- Task directions:
Show, in full, each line of the data that contains "Polski".
==== Records
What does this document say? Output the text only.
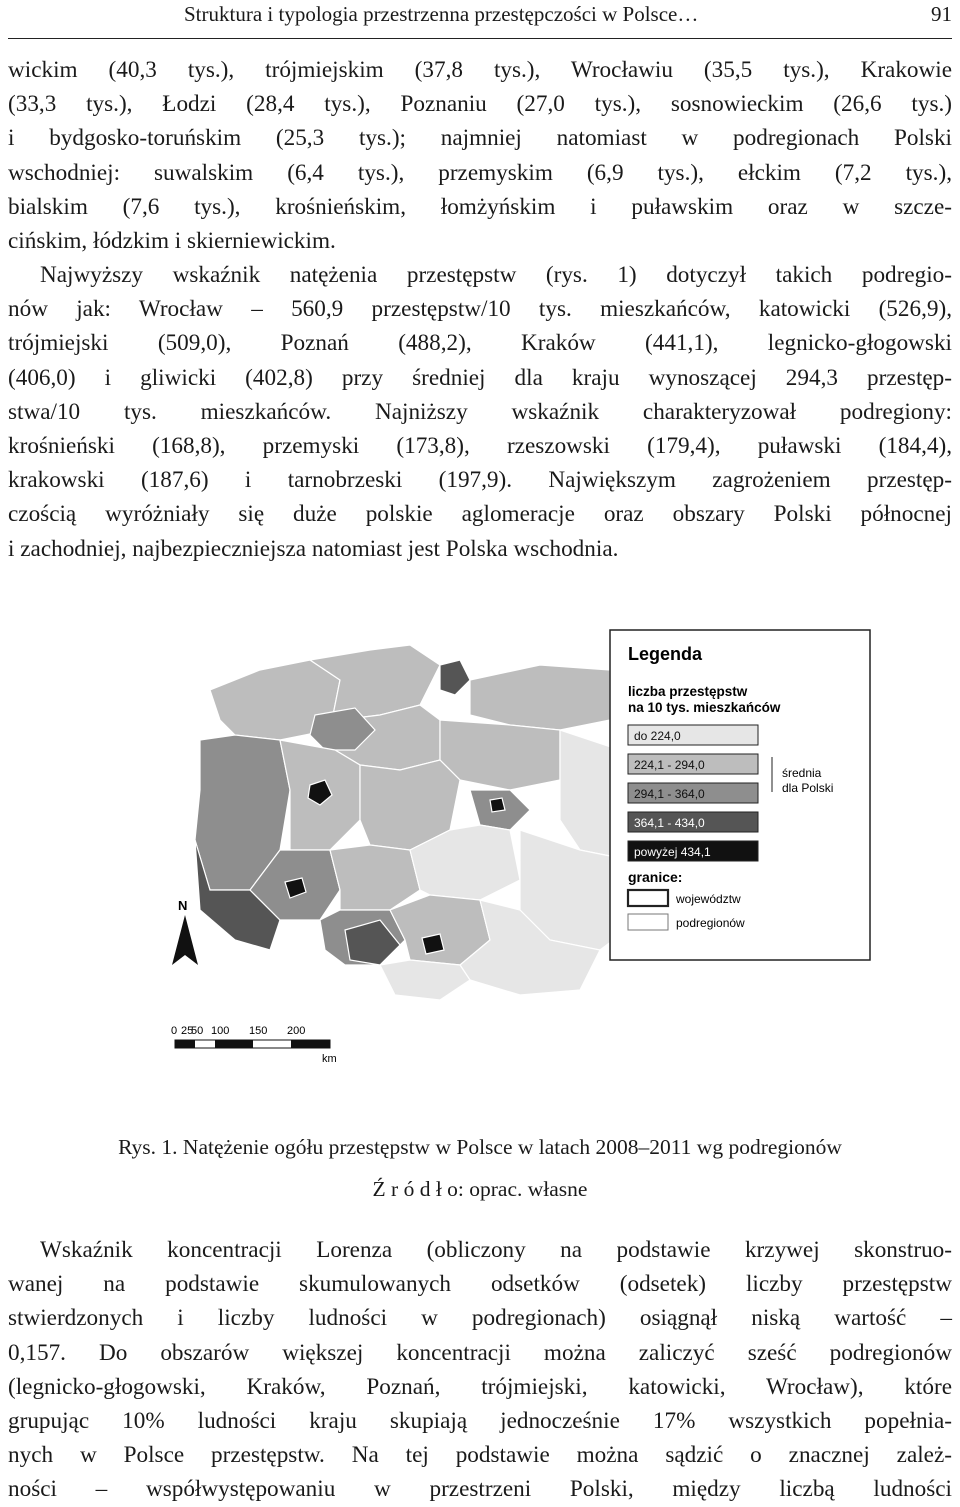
Struktura i typologia przestrzenna przestępczości w Polsce…	91
wickim (40,3 tys.), trójmiejskim (37,8 tys.), Wrocławiu (35,5 tys.), Krakowie
(33,3 tys.), Łodzi (28,4 tys.), Poznaniu (27,0 tys.), sosnowieckim (26,6 tys.)
i bydgosko-toruńskim (25,3 tys.); najmniej natomiast w podregionach Polski
wschodniej: suwalskim (6,4 tys.), przemyskim (6,9 tys.), ełckim (7,2 tys.),
bialskim (7,6 tys.), krośnieńskim, łomżyńskim i puławskim oraz w szcze-
cińskim, łódzkim i skierniewickim.
Najwyższy wskaźnik natężenia przestępstw (rys. 1) dotyczył takich podregio-
nów jak: Wrocław – 560,9 przestępstw/10 tys. mieszkańców, katowicki (526,9),
trójmiejski (509,0), Poznań (488,2), Kraków (441,1), legnicko-głogowski
(406,0) i gliwicki (402,8) przy średniej dla kraju wynoszącej 294,3 przestęp-
stwa/10 tys. mieszkańców. Najniższy wskaźnik charakteryzował podregiony:
krośnieński (168,8), przemyski (173,8), rzeszowski (179,4), puławski (184,4),
krakowski (187,6) i tarnobrzeski (197,9). Największym zagrożeniem przestęp-
czością wyróżniały się duże polskie aglomeracje oraz obszary Polski północnej
i zachodniej, najbezpieczniejsza natomiast jest Polska wschodnia.
Legenda
liczba przestępstw
na 10 tys. mieszkańców
do 224,0
224,1 - 294,0
294,1 - 364,0
364,1 - 434,0
powyżej 434,1
średnia
dla Polski
granice:
województw
podregionów
N
0 25
50 100 150 200
km
Rys. 1. Natężenie ogółu przestępstw w Polsce w latach 2008–2011 wg podregionów
Ź r ó d ł o: oprac. własne
Wskaźnik koncentracji Lorenza (obliczony na podstawie krzywej skonstruo-
wanej na podstawie skumulowanych odsetków (odsetek) liczby przestępstw
stwierdzonych i liczby ludności w podregionach) osiągnął niską wartość –
0,157. Do obszarów większej koncentracji można zaliczyć sześć podregionów
(legnicko-głogowski, Kraków, Poznań, trójmiejski, katowicki, Wrocław), które
grupując 10% ludności kraju skupiają jednocześnie 17% wszystkich popełnia-
nych w Polsce przestępstw. Na tej podstawie można sądzić o znacznej zależ-
ności – współwystępowaniu w przestrzeni Polski, między liczbą ludności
========
- The solution:
i bydgosko-toruńskim (25,3 tys.); najmniej natomiast w podregionach Polski
czością wyróżniały się duże polskie aglomeracje oraz obszary Polski północnej
dla Polski
ności – współwystępowaniu w przestrzeni Polski, między liczbą ludności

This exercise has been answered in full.